*Dataset rows:*
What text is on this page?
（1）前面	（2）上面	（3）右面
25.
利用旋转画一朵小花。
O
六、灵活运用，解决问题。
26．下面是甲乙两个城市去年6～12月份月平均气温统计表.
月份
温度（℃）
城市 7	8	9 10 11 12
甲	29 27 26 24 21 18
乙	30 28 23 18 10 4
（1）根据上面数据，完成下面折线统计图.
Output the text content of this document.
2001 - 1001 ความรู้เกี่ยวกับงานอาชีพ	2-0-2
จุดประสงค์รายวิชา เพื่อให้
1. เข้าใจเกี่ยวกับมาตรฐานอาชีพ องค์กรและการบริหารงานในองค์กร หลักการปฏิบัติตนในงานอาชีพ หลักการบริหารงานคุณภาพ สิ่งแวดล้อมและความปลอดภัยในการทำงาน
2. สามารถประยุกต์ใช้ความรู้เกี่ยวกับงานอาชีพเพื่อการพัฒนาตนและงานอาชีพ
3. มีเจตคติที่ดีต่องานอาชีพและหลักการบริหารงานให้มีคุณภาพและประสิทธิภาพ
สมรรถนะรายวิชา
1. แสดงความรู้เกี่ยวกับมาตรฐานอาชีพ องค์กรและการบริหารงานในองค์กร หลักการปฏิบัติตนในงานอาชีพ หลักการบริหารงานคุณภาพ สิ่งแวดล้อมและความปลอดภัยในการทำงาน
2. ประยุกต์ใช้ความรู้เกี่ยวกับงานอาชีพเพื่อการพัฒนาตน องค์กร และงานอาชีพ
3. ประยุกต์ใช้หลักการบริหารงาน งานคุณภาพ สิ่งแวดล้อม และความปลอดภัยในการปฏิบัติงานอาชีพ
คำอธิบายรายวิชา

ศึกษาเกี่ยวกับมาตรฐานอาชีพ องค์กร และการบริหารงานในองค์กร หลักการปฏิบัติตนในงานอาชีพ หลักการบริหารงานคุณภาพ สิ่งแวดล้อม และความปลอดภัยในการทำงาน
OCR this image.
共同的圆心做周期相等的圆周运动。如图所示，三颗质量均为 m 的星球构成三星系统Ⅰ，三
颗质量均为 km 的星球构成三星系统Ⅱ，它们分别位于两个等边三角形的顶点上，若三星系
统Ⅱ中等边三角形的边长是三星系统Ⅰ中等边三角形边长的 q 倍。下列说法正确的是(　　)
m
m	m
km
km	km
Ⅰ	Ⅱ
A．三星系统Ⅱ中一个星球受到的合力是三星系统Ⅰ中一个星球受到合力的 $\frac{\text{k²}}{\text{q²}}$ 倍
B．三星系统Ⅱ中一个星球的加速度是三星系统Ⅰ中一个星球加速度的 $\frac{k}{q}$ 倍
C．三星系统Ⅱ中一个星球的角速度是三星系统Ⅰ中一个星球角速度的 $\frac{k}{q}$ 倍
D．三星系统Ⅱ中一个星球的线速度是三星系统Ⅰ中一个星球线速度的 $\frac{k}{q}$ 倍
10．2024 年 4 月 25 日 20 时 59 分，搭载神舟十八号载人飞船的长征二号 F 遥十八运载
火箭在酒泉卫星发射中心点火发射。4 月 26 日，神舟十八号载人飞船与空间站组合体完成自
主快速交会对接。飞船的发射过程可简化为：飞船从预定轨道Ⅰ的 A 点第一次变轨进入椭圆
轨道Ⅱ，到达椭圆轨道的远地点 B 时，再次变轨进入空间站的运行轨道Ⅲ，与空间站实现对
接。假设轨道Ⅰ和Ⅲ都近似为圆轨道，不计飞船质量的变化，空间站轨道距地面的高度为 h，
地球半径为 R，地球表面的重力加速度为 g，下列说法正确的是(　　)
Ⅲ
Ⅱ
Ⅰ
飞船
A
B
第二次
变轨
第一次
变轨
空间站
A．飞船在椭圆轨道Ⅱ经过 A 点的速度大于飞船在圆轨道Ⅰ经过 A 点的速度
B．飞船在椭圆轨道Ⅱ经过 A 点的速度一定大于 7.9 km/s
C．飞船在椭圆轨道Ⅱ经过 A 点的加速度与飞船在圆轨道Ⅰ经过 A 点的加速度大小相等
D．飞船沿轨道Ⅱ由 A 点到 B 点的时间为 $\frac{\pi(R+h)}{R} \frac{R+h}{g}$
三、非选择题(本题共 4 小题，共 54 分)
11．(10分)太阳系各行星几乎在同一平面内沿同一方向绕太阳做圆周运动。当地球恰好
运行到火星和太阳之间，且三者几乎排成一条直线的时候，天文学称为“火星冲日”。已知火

*GOAL:*
Please quote the data above in full, with no line missing.

*ANSWER TO THE TASK:*
What text is on this page?
（1）前面	（2）上面	（3）右面
25.
利用旋转画一朵小花。
O
六、灵活运用，解决问题。
26．下面是甲乙两个城市去年6～12月份月平均气温统计表.
月份
温度（℃）
城市 7	8	9 10 11 12
甲	29 27 26 24 21 18
乙	30 28 23 18 10 4
（1）根据上面数据，完成下面折线统计图.
Output the text content of this document.
2001 - 1001 ความรู้เกี่ยวกับงานอาชีพ	2-0-2
จุดประสงค์รายวิชา เพื่อให้
1. เข้าใจเกี่ยวกับมาตรฐานอาชีพ องค์กรและการบริหารงานในองค์กร หลักการปฏิบัติตนในงานอาชีพ หลักการบริหารงานคุณภาพ สิ่งแวดล้อมและความปลอดภัยในการทำงาน
2. สามารถประยุกต์ใช้ความรู้เกี่ยวกับงานอาชีพเพื่อการพัฒนาตนและงานอาชีพ
3. มีเจตคติที่ดีต่องานอาชีพและหลักการบริหารงานให้มีคุณภาพและประสิทธิภาพ
สมรรถนะรายวิชา
1. แสดงความรู้เกี่ยวกับมาตรฐานอาชีพ องค์กรและการบริหารงานในองค์กร หลักการปฏิบัติตนในงานอาชีพ หลักการบริหารงานคุณภาพ สิ่งแวดล้อมและความปลอดภัยในการทำงาน
2. ประยุกต์ใช้ความรู้เกี่ยวกับงานอาชีพเพื่อการพัฒนาตน องค์กร และงานอาชีพ
3. ประยุกต์ใช้หลักการบริหารงาน งานคุณภาพ สิ่งแวดล้อม และความปลอดภัยในการปฏิบัติงานอาชีพ
คำอธิบายรายวิชา

ศึกษาเกี่ยวกับมาตรฐานอาชีพ องค์กร และการบริหารงานในองค์กร หลักการปฏิบัติตนในงานอาชีพ หลักการบริหารงานคุณภาพ สิ่งแวดล้อม และความปลอดภัยในการทำงาน
OCR this image.
共同的圆心做周期相等的圆周运动。如图所示，三颗质量均为 m 的星球构成三星系统Ⅰ，三
颗质量均为 km 的星球构成三星系统Ⅱ，它们分别位于两个等边三角形的顶点上，若三星系
统Ⅱ中等边三角形的边长是三星系统Ⅰ中等边三角形边长的 q 倍。下列说法正确的是(　　)
m
m	m
km
km	km
Ⅰ	Ⅱ
A．三星系统Ⅱ中一个星球受到的合力是三星系统Ⅰ中一个星球受到合力的 $\frac{\text{k²}}{\text{q²}}$ 倍
B．三星系统Ⅱ中一个星球的加速度是三星系统Ⅰ中一个星球加速度的 $\frac{k}{q}$ 倍
C．三星系统Ⅱ中一个星球的角速度是三星系统Ⅰ中一个星球角速度的 $\frac{k}{q}$ 倍
D．三星系统Ⅱ中一个星球的线速度是三星系统Ⅰ中一个星球线速度的 $\frac{k}{q}$ 倍
10．2024 年 4 月 25 日 20 时 59 分，搭载神舟十八号载人飞船的长征二号 F 遥十八运载
火箭在酒泉卫星发射中心点火发射。4 月 26 日，神舟十八号载人飞船与空间站组合体完成自
主快速交会对接。飞船的发射过程可简化为：飞船从预定轨道Ⅰ的 A 点第一次变轨进入椭圆
轨道Ⅱ，到达椭圆轨道的远地点 B 时，再次变轨进入空间站的运行轨道Ⅲ，与空间站实现对
接。假设轨道Ⅰ和Ⅲ都近似为圆轨道，不计飞船质量的变化，空间站轨道距地面的高度为 h，
地球半径为 R，地球表面的重力加速度为 g，下列说法正确的是(　　)
Ⅲ
Ⅱ
Ⅰ
飞船
A
B
第二次
变轨
第一次
变轨
空间站
A．飞船在椭圆轨道Ⅱ经过 A 点的速度大于飞船在圆轨道Ⅰ经过 A 点的速度
B．飞船在椭圆轨道Ⅱ经过 A 点的速度一定大于 7.9 km/s
C．飞船在椭圆轨道Ⅱ经过 A 点的加速度与飞船在圆轨道Ⅰ经过 A 点的加速度大小相等
D．飞船沿轨道Ⅱ由 A 点到 B 点的时间为 $\frac{\pi(R+h)}{R} \frac{R+h}{g}$
三、非选择题(本题共 4 小题，共 54 分)
11．(10分)太阳系各行星几乎在同一平面内沿同一方向绕太阳做圆周运动。当地球恰好
运行到火星和太阳之间，且三者几乎排成一条直线的时候，天文学称为“火星冲日”。已知火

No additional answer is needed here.